= Instructions to follow =
Take each line containing "Null" and report it exactly as written.
----- Record extracts -----
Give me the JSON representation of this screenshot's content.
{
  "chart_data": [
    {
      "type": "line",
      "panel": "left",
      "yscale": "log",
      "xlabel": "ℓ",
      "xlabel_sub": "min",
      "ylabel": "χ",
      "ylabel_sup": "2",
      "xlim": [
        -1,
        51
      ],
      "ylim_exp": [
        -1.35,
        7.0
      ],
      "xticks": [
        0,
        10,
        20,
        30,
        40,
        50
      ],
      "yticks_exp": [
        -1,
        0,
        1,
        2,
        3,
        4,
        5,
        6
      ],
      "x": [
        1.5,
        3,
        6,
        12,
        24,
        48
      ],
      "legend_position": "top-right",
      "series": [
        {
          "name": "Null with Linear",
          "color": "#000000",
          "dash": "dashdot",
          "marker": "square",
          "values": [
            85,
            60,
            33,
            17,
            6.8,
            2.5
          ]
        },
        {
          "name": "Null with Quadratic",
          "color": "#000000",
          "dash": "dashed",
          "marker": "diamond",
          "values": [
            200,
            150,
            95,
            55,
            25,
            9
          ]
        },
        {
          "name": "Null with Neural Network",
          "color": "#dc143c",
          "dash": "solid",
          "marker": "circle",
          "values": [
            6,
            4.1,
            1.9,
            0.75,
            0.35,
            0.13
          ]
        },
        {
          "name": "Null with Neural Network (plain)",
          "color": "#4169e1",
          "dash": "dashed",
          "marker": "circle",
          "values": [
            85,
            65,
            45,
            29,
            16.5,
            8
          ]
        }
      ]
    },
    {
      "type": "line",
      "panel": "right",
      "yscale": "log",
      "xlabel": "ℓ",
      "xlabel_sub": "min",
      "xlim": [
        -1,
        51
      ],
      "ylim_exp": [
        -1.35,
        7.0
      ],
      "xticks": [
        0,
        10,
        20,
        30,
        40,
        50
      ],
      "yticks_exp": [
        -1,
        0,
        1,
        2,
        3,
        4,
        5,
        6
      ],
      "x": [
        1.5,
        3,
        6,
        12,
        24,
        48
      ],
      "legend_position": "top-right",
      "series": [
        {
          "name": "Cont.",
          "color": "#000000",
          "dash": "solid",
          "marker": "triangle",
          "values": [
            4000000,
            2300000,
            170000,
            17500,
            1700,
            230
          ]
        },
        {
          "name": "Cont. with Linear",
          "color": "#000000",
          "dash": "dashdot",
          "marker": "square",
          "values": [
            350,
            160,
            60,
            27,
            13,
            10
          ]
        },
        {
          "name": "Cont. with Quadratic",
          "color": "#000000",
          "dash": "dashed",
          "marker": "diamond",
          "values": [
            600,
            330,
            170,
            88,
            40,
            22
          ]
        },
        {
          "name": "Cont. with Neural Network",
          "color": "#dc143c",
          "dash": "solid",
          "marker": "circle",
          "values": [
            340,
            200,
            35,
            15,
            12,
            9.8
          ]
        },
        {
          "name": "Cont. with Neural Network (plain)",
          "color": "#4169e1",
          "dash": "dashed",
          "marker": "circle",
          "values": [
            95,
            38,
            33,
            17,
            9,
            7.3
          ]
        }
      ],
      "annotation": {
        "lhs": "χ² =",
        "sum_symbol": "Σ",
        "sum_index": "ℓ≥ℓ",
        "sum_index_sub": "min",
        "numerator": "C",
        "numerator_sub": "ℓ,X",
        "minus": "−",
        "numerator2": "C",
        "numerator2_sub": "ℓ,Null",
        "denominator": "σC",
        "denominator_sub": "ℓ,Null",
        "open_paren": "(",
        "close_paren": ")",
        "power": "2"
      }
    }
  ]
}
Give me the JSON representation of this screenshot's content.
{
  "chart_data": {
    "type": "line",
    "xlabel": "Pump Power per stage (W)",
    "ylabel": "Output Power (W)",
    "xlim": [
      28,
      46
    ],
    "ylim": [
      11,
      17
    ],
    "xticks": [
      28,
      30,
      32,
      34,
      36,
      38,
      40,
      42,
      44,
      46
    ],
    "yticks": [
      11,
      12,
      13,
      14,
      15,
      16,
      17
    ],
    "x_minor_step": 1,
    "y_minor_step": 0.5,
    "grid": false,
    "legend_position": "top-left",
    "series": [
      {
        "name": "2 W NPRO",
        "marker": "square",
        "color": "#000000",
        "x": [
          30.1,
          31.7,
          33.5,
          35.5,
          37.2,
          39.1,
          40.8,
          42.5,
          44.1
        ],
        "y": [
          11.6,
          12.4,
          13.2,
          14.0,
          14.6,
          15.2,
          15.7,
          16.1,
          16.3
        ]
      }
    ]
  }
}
-----
= Answer to the exercise =
          "name": "Null with Linear",
          "name": "Null with Quadratic",
          "name": "Null with Neural Network",
          "name": "Null with Neural Network (plain)",
        "numerator2_sub": "ℓ,Null",
        "denominator_sub": "ℓ,Null",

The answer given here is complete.